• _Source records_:
_ _ _ _
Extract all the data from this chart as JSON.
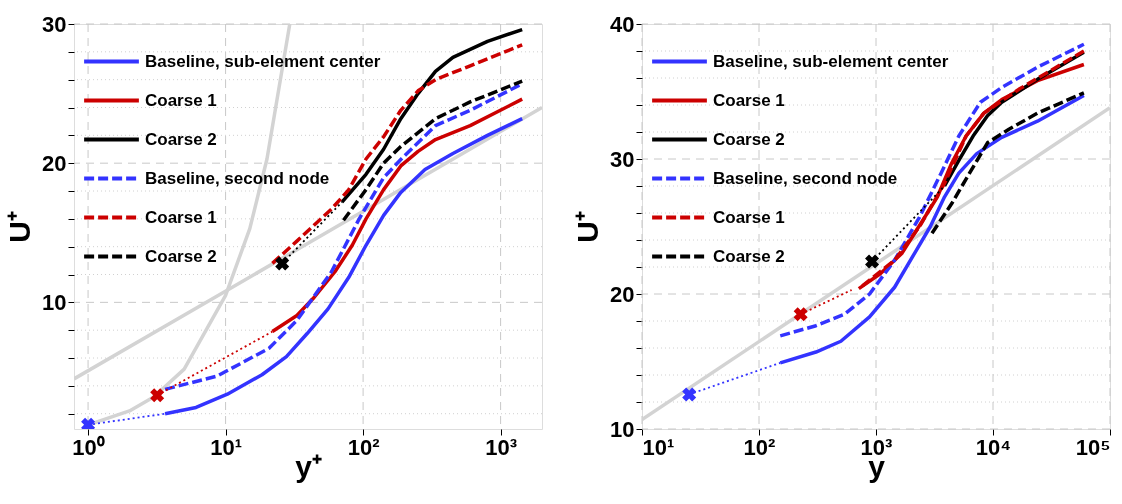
{
  "chart_data": [
    {
      "type": "line",
      "xlabel": "y⁺",
      "ylabel": "U⁺",
      "log": "x",
      "xlim": [
        0.79,
        2000
      ],
      "ylim": [
        0.9,
        30
      ],
      "xticks": [
        {
          "value": 1,
          "label": "10⁰"
        },
        {
          "value": 10,
          "label": "10¹"
        },
        {
          "value": 100,
          "label": "10²"
        },
        {
          "value": 1000,
          "label": "10³"
        }
      ],
      "yticks": [
        {
          "value": 2,
          "label": null
        },
        {
          "value": 4,
          "label": null
        },
        {
          "value": 6,
          "label": null
        },
        {
          "value": 8,
          "label": null
        },
        10,
        {
          "value": 12,
          "label": null
        },
        {
          "value": 14,
          "label": null
        },
        {
          "value": 16,
          "label": null
        },
        {
          "value": 18,
          "label": null
        },
        20,
        {
          "value": 22,
          "label": null
        },
        {
          "value": 24,
          "label": null
        },
        {
          "value": 26,
          "label": null
        },
        {
          "value": 28,
          "label": null
        },
        30
      ],
      "grid": true,
      "legend": "top left",
      "series": [
        {
          "color": "#d3d3d3",
          "line_style": "solid",
          "x": [
            1,
            2,
            3,
            5,
            10,
            15,
            20,
            29.3
          ],
          "values": [
            1.2,
            2.2,
            3.2,
            5.2,
            10.5,
            15.3,
            20.3,
            30
          ]
        },
        {
          "color": "#d3d3d3",
          "line_style": "solid",
          "x": [
            0.79,
            10.8,
            2000
          ],
          "values": [
            4.5,
            11.0,
            24.0
          ]
        },
        {
          "name": "Baseline, sub-element center",
          "color": "#3333ff",
          "line_style": "solid",
          "x": [
            3.63,
            6.1,
            10.3,
            18.4,
            27.7,
            39.2,
            55.6,
            78.7,
            105,
            141,
            188,
            282,
            450,
            803,
            1435
          ],
          "values": [
            2.0,
            2.45,
            3.4,
            4.8,
            6.1,
            7.76,
            9.53,
            11.8,
            14.1,
            16.25,
            17.9,
            19.55,
            20.7,
            22.0,
            23.2
          ]
        },
        {
          "name": "Coarse 1",
          "color": "#cc0000",
          "line_style": "solid",
          "x": [
            21.9,
            33,
            44,
            62.4,
            83.4,
            105,
            141,
            188,
            251,
            336,
            601,
            1435
          ],
          "values": [
            7.9,
            9.06,
            10.35,
            12.2,
            14.1,
            16.0,
            18.1,
            19.8,
            20.85,
            21.7,
            22.7,
            24.6
          ]
        },
        {
          "name": "Coarse 2",
          "color": "#000000",
          "line_style": "solid",
          "x": [
            70.2,
            105,
            141,
            188,
            251,
            336,
            450,
            803,
            1435
          ],
          "values": [
            17.2,
            19.2,
            21.0,
            23.2,
            25.0,
            26.6,
            27.6,
            28.75,
            29.6
          ]
        },
        {
          "name": "Baseline, second node",
          "color": "#3333ff",
          "line_style": "dashed",
          "x": [
            3.63,
            8.67,
            20.7,
            33,
            58.9,
            93.7,
            141,
            188,
            336,
            601,
            1435
          ],
          "values": [
            3.75,
            4.7,
            6.7,
            8.7,
            12.2,
            16.0,
            18.96,
            20.26,
            22.7,
            23.8,
            25.7
          ]
        },
        {
          "name": "Coarse 1",
          "color": "#cc0000",
          "line_style": "dashed",
          "x": [
            21.9,
            33,
            58.9,
            78.7,
            105,
            141,
            188,
            251,
            336,
            601,
            1435
          ],
          "values": [
            12.8,
            14.4,
            16.7,
            18.1,
            20.3,
            21.9,
            23.8,
            25.2,
            26.0,
            27.0,
            28.5
          ]
        },
        {
          "name": "Coarse 2",
          "color": "#000000",
          "line_style": "dashed",
          "x": [
            72,
            105,
            141,
            188,
            336,
            601,
            1435
          ],
          "values": [
            15.9,
            18.1,
            20.0,
            21.2,
            23.2,
            24.4,
            25.9
          ]
        },
        {
          "color": "#3333ff",
          "line_style": "dotted",
          "x": [
            1,
            3.63
          ],
          "values": [
            1.2,
            2.0
          ]
        },
        {
          "color": "#cc0000",
          "line_style": "dotted",
          "x": [
            3.18,
            21.9
          ],
          "values": [
            3.33,
            7.9
          ]
        },
        {
          "color": "#000000",
          "line_style": "dotted",
          "x": [
            25.8,
            70.2
          ],
          "values": [
            12.8,
            17.2
          ]
        },
        {
          "type": "scatter",
          "marker": "cross",
          "color": "#3333ff",
          "x": [
            1
          ],
          "values": [
            1.2
          ]
        },
        {
          "type": "scatter",
          "marker": "cross",
          "color": "#cc0000",
          "x": [
            3.18
          ],
          "values": [
            3.33
          ]
        },
        {
          "type": "scatter",
          "marker": "cross",
          "color": "#000000",
          "x": [
            25.8
          ],
          "values": [
            12.8
          ]
        }
      ]
    },
    {
      "type": "line",
      "xlabel": "y",
      "ylabel": "U⁺",
      "log": "x",
      "xlim": [
        10,
        100000
      ],
      "ylim": [
        10,
        40
      ],
      "xticks": [
        {
          "value": 10,
          "label": "10¹"
        },
        {
          "value": 100,
          "label": "10²"
        },
        {
          "value": 1000,
          "label": "10³"
        },
        {
          "value": 10000,
          "label": "10⁴"
        },
        {
          "value": 100000,
          "label": "10⁵"
        }
      ],
      "yticks": [
        10,
        {
          "value": 12,
          "label": null
        },
        {
          "value": 14,
          "label": null
        },
        {
          "value": 16,
          "label": null
        },
        {
          "value": 18,
          "label": null
        },
        20,
        {
          "value": 22,
          "label": null
        },
        {
          "value": 24,
          "label": null
        },
        {
          "value": 26,
          "label": null
        },
        {
          "value": 28,
          "label": null
        },
        30,
        {
          "value": 32,
          "label": null
        },
        {
          "value": 34,
          "label": null
        },
        {
          "value": 36,
          "label": null
        },
        {
          "value": 38,
          "label": null
        },
        40
      ],
      "grid": true,
      "legend": "top left",
      "series": [
        {
          "color": "#d3d3d3",
          "line_style": "solid",
          "x": [
            10,
            100000
          ],
          "values": [
            10.7,
            33.8
          ]
        },
        {
          "name": "Baseline, sub-element center",
          "color": "#3333ff",
          "line_style": "solid",
          "x": [
            152,
            307,
            501,
            881,
            1442,
            2198,
            2913,
            3855,
            5105,
            7261,
            11880,
            24000,
            59800
          ],
          "values": [
            14.9,
            15.7,
            16.5,
            18.3,
            20.5,
            23.2,
            25.0,
            27.2,
            28.95,
            30.4,
            31.6,
            32.8,
            34.7
          ]
        },
        {
          "name": "Coarse 1",
          "color": "#cc0000",
          "line_style": "solid",
          "x": [
            713,
            1088,
            1660,
            2530,
            3350,
            4440,
            5890,
            8360,
            11880,
            24000,
            59800
          ],
          "values": [
            20.4,
            21.5,
            23.0,
            25.5,
            27.2,
            29.7,
            31.7,
            33.4,
            34.4,
            35.8,
            37.0
          ]
        },
        {
          "name": "Coarse 2",
          "color": "#000000",
          "line_style": "solid",
          "x": [
            3855,
            5105,
            6760,
            8970,
            11880,
            24000,
            59800
          ],
          "values": [
            28.0,
            29.9,
            31.7,
            33.2,
            34.2,
            35.9,
            37.9
          ]
        },
        {
          "name": "Baseline, second node",
          "color": "#3333ff",
          "line_style": "dashed",
          "x": [
            152,
            307,
            538,
            881,
            1442,
            2356,
            3600,
            5105,
            7800,
            11880,
            24000,
            59800
          ],
          "values": [
            16.9,
            17.65,
            18.5,
            20.0,
            22.5,
            25.7,
            28.95,
            31.7,
            34.2,
            35.3,
            36.8,
            38.5
          ]
        },
        {
          "name": "Coarse 1",
          "color": "#cc0000",
          "line_style": "dashed",
          "x": [
            765,
            1442,
            2356,
            3855,
            5890,
            8360,
            16900,
            59800
          ],
          "values": [
            20.6,
            22.5,
            25.0,
            28.2,
            31.7,
            33.4,
            35.2,
            38.0
          ]
        },
        {
          "name": "Coarse 2",
          "color": "#000000",
          "line_style": "dashed",
          "x": [
            3010,
            4440,
            6300,
            8970,
            13680,
            24000,
            59800
          ],
          "values": [
            24.5,
            26.7,
            28.95,
            31.2,
            32.2,
            33.4,
            34.9
          ]
        },
        {
          "color": "#3333ff",
          "line_style": "dotted",
          "x": [
            25.3,
            152
          ],
          "values": [
            12.56,
            14.9
          ]
        },
        {
          "color": "#cc0000",
          "line_style": "dotted",
          "x": [
            227,
            619
          ],
          "values": [
            18.5,
            20.3
          ]
        },
        {
          "color": "#000000",
          "line_style": "dotted",
          "x": [
            925,
            3855
          ],
          "values": [
            22.4,
            28.0
          ]
        },
        {
          "type": "scatter",
          "marker": "cross",
          "color": "#3333ff",
          "x": [
            25.3
          ],
          "values": [
            12.56
          ]
        },
        {
          "type": "scatter",
          "marker": "cross",
          "color": "#cc0000",
          "x": [
            227
          ],
          "values": [
            18.5
          ]
        },
        {
          "type": "scatter",
          "marker": "cross",
          "color": "#000000",
          "x": [
            925
          ],
          "values": [
            22.4
          ]
        }
      ]
    }
  ]
}
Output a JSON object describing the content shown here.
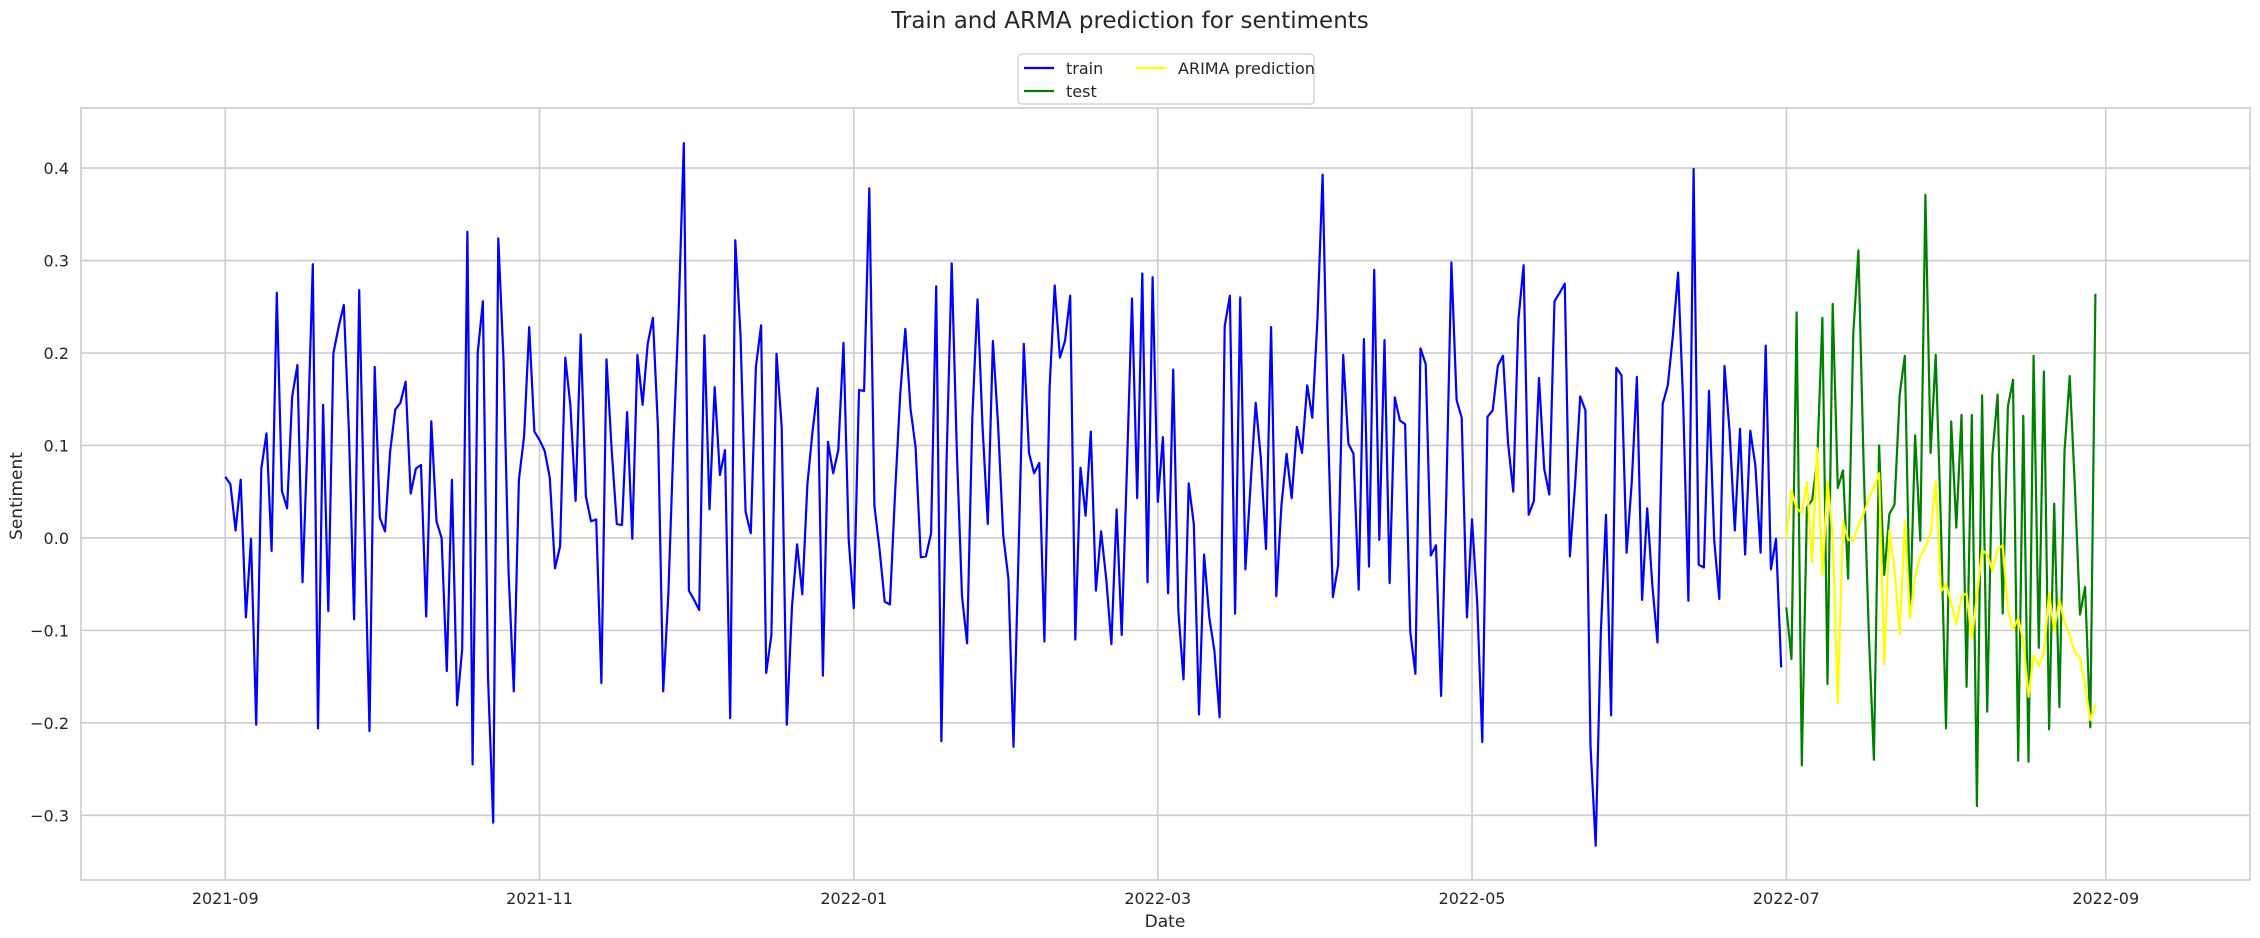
{
  "chart_data": {
    "type": "line",
    "title": "Train and ARMA prediction for sentiments",
    "xlabel": "Date",
    "ylabel": "Sentiment",
    "xlim": [
      "2021-08-04",
      "2022-09-29"
    ],
    "ylim": [
      -0.37,
      0.465
    ],
    "x_ticks": [
      "2021-09",
      "2021-11",
      "2022-01",
      "2022-03",
      "2022-05",
      "2022-07",
      "2022-09"
    ],
    "y_ticks": [
      -0.3,
      -0.2,
      -0.1,
      0.0,
      0.1,
      0.2,
      0.3,
      0.4
    ],
    "grid": true,
    "legend_position": "top-center",
    "series": [
      {
        "name": "train",
        "color": "#0000ff",
        "start_date": "2021-09-01",
        "end_date": "2022-06-30",
        "values": [
          0.066,
          0.058,
          0.008,
          0.063,
          -0.086,
          -0.001,
          -0.202,
          0.075,
          0.113,
          -0.014,
          0.265,
          0.051,
          0.032,
          0.153,
          0.187,
          -0.048,
          0.109,
          0.296,
          -0.206,
          0.144,
          -0.079,
          0.2,
          0.228,
          0.252,
          0.116,
          -0.088,
          0.268,
          0.017,
          -0.209,
          0.185,
          0.022,
          0.007,
          0.093,
          0.139,
          0.146,
          0.169,
          0.048,
          0.075,
          0.079,
          -0.085,
          0.126,
          0.018,
          0.0,
          -0.144,
          0.063,
          -0.181,
          -0.12,
          0.331,
          -0.245,
          0.2,
          0.256,
          -0.15,
          -0.308,
          0.324,
          0.193,
          -0.038,
          -0.166,
          0.063,
          0.11,
          0.228,
          0.115,
          0.106,
          0.094,
          0.065,
          -0.033,
          -0.009,
          0.195,
          0.143,
          0.04,
          0.22,
          0.045,
          0.018,
          0.02,
          -0.157,
          0.193,
          0.095,
          0.015,
          0.014,
          0.136,
          -0.001,
          0.198,
          0.144,
          0.21,
          0.238,
          0.118,
          -0.166,
          -0.062,
          0.103,
          0.243,
          0.427,
          -0.057,
          -0.067,
          -0.078,
          0.219,
          0.031,
          0.163,
          0.068,
          0.095,
          -0.195,
          0.322,
          0.22,
          0.028,
          0.005,
          0.185,
          0.23,
          -0.146,
          -0.105,
          0.199,
          0.12,
          -0.202,
          -0.074,
          -0.007,
          -0.061,
          0.058,
          0.116,
          0.162,
          -0.149,
          0.104,
          0.07,
          0.095,
          0.211,
          -0.002,
          -0.076,
          0.16,
          0.159,
          0.378,
          0.035,
          -0.013,
          -0.069,
          -0.072,
          0.047,
          0.155,
          0.226,
          0.14,
          0.098,
          -0.021,
          -0.02,
          0.005,
          0.272,
          -0.22,
          0.08,
          0.297,
          0.095,
          -0.063,
          -0.114,
          0.129,
          0.258,
          0.119,
          0.015,
          0.213,
          0.122,
          0.003,
          -0.044,
          -0.226,
          -0.01,
          0.21,
          0.092,
          0.07,
          0.081,
          -0.112,
          0.162,
          0.273,
          0.195,
          0.213,
          0.262,
          -0.11,
          0.076,
          0.024,
          0.115,
          -0.057,
          0.007,
          -0.045,
          -0.115,
          0.031,
          -0.105,
          0.074,
          0.259,
          0.043,
          0.286,
          -0.048,
          0.282,
          0.039,
          0.109,
          -0.06,
          0.182,
          -0.08,
          -0.153,
          0.059,
          0.015,
          -0.191,
          -0.018,
          -0.086,
          -0.122,
          -0.194,
          0.229,
          0.262,
          -0.082,
          0.26,
          -0.034,
          0.056,
          0.146,
          0.087,
          -0.012,
          0.228,
          -0.063,
          0.035,
          0.091,
          0.043,
          0.12,
          0.092,
          0.165,
          0.13,
          0.238,
          0.393,
          0.129,
          -0.064,
          -0.03,
          0.198,
          0.102,
          0.091,
          -0.056,
          0.215,
          -0.031,
          0.29,
          -0.002,
          0.214,
          -0.049,
          0.152,
          0.127,
          0.123,
          -0.101,
          -0.147,
          0.205,
          0.188,
          -0.019,
          -0.008,
          -0.171,
          0.046,
          0.298,
          0.149,
          0.13,
          -0.086,
          0.02,
          -0.07,
          -0.221,
          0.131,
          0.138,
          0.186,
          0.197,
          0.102,
          0.05,
          0.236,
          0.295,
          0.025,
          0.04,
          0.173,
          0.075,
          0.047,
          0.256,
          0.265,
          0.275,
          -0.02,
          0.058,
          0.153,
          0.138,
          -0.225,
          -0.333,
          -0.103,
          0.025,
          -0.192,
          0.184,
          0.176,
          -0.016,
          0.061,
          0.174,
          -0.067,
          0.032,
          -0.052,
          -0.113,
          0.145,
          0.165,
          0.22,
          0.287,
          0.142,
          -0.068,
          0.399,
          -0.029,
          -0.032,
          0.159,
          -0.002,
          -0.066,
          0.186,
          0.115,
          0.008,
          0.118,
          -0.018,
          0.116,
          0.078,
          -0.016,
          0.208,
          -0.034,
          -0.001,
          -0.14
        ]
      },
      {
        "name": "test",
        "color": "#008000",
        "start_date": "2022-07-01",
        "end_date": "2022-08-31",
        "values": [
          -0.075,
          -0.131,
          0.244,
          -0.246,
          0.033,
          0.041,
          0.083,
          0.238,
          -0.158,
          0.253,
          0.054,
          0.073,
          -0.044,
          0.221,
          0.311,
          0.08,
          -0.103,
          -0.24,
          0.1,
          -0.04,
          0.026,
          0.036,
          0.155,
          0.197,
          -0.086,
          0.111,
          -0.003,
          0.371,
          0.092,
          0.198,
          0.016,
          -0.206,
          0.126,
          0.011,
          0.133,
          -0.161,
          0.133,
          -0.29,
          0.154,
          -0.188,
          0.09,
          0.155,
          -0.082,
          0.142,
          0.171,
          -0.241,
          0.132,
          -0.242,
          0.197,
          -0.119,
          0.18,
          -0.207,
          0.037,
          -0.183,
          0.093,
          0.175,
          0.057,
          -0.083,
          -0.053,
          -0.205,
          0.264
        ]
      },
      {
        "name": "ARIMA prediction",
        "color": "#ffff00",
        "start_date": "2022-07-01",
        "end_date": "2022-08-31",
        "values": [
          0.0,
          0.051,
          0.032,
          0.027,
          0.06,
          -0.026,
          0.097,
          -0.041,
          0.06,
          0.003,
          -0.179,
          0.018,
          -0.002,
          -0.003,
          0.014,
          0.026,
          0.042,
          0.055,
          0.07,
          -0.137,
          0.008,
          -0.034,
          -0.104,
          0.018,
          -0.087,
          -0.042,
          -0.02,
          -0.01,
          0.005,
          0.062,
          -0.058,
          -0.05,
          -0.07,
          -0.093,
          -0.063,
          -0.06,
          -0.109,
          -0.063,
          -0.013,
          -0.018,
          -0.036,
          -0.012,
          -0.008,
          -0.077,
          -0.099,
          -0.087,
          -0.111,
          -0.172,
          -0.127,
          -0.138,
          -0.124,
          -0.06,
          -0.1,
          -0.067,
          -0.091,
          -0.105,
          -0.124,
          -0.129,
          -0.161,
          -0.197,
          -0.18
        ]
      }
    ]
  }
}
_ _ _ _
• _YOUR INSTRUCTIONS_: Report how many lines in the records hold the word "JSON", giving the number and nothing else.

• _TASK RESPONSE_: 2